The Shadow Thorns

'Alan Morrison comes from a tradition of political poetry stretching from Percy Bysshe Shelley (The Mask of Anarchy) and WH Auden (Spain), through to Tony Harrison (V), and Adrian Mitchell ('Tell Me Lies About Vietnam/Iraq'). He’s a serious-minded poet, quick and scholarly with a generous sense of humour. ...during 2008 to 2011 was poet-in-residence at Brighton’s Mill View psychiatric hospital. There he pieced together Captive Dragons. It features picaresque observations about the patients/ characters he encountered as well as an underlying polemical thrust, critiquing successive government policies on mental illness and the quality and relevance of treatment received. All of this is encompassed within a fantastic lattice of language, redolent of seaside living'

'Alan Morrison: A polemical poet'

Jan Goodey, Red Pepper 

full feature here

Captive Dragons/

The Shadow Thorns

Poems from the Mill View Residency 2008-11

Waterloo Press, Sep 2011

138pp, perfect bound paperback

part-funded by Sussex Partnership NHS Foundation Trust

ISBN 978-1-906742-39-3 

www.waterloopress.co.uk

From 2008 to 2011, Morrison was poet-in-residence at Mill View psychiatric hospital in Hove... He was then commissioned to write his own poetic response to his residency, the key work of which is the epic title poem Captive Dragons, a Laingian testament to the vastly nuanced subject of ‘mental illness’; its personal and social aetiologies, private and public implications, and the stigmas still tacitly attached to it today. Morrison’s core dialectical motif is the ancient phrase Here Be Dragons, once used on old maps to warn of possible dangers in unexplored regions: Morrison juxtaposes this with the relatively unmapped right hemisphere of the human brain, thought to be the source of not only psychiatric pathologies, but also the primal creative impulses which hold promise for their future illuminations.

### Records:

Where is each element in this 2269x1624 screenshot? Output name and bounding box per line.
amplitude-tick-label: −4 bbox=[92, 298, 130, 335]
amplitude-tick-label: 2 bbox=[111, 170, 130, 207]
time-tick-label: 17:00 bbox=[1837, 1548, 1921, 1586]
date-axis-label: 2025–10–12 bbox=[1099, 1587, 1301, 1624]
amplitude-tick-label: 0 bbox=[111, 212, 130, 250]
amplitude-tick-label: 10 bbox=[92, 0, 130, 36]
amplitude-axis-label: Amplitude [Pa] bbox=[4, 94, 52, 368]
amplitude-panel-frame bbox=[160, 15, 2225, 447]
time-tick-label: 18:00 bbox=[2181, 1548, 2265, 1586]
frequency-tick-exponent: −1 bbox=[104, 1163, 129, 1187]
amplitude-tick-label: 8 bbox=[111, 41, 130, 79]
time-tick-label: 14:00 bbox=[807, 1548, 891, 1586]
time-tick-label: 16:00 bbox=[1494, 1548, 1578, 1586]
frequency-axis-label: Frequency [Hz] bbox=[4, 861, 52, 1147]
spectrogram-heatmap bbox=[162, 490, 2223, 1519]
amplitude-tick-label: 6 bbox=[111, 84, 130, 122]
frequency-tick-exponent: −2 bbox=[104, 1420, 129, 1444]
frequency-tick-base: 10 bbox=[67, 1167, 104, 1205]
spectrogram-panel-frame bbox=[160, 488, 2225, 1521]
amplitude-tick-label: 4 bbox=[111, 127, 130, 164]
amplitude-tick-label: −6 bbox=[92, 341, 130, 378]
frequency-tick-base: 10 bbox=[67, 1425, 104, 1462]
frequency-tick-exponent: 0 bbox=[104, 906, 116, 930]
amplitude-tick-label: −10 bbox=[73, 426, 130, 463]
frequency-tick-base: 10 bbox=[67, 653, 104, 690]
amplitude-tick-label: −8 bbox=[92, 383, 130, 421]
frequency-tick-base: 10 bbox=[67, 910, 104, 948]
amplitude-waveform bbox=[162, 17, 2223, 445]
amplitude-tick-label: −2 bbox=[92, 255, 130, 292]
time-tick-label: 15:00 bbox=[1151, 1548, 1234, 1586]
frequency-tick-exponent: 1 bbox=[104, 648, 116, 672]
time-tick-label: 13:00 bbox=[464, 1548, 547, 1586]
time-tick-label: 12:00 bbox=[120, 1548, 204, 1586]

### What the task asks:
Answer these questions from the Captive Dragons page:
1. Which WH Auden poem is named in the quoted Red Pepper feature?
2. What organization part-funded the book?
3. What ancient phrase is Morrison's core dialectical motif?

### Solution below:
1. Spain
2. Sussex Partnership NHS Foundation Trust
3. Here Be Dragons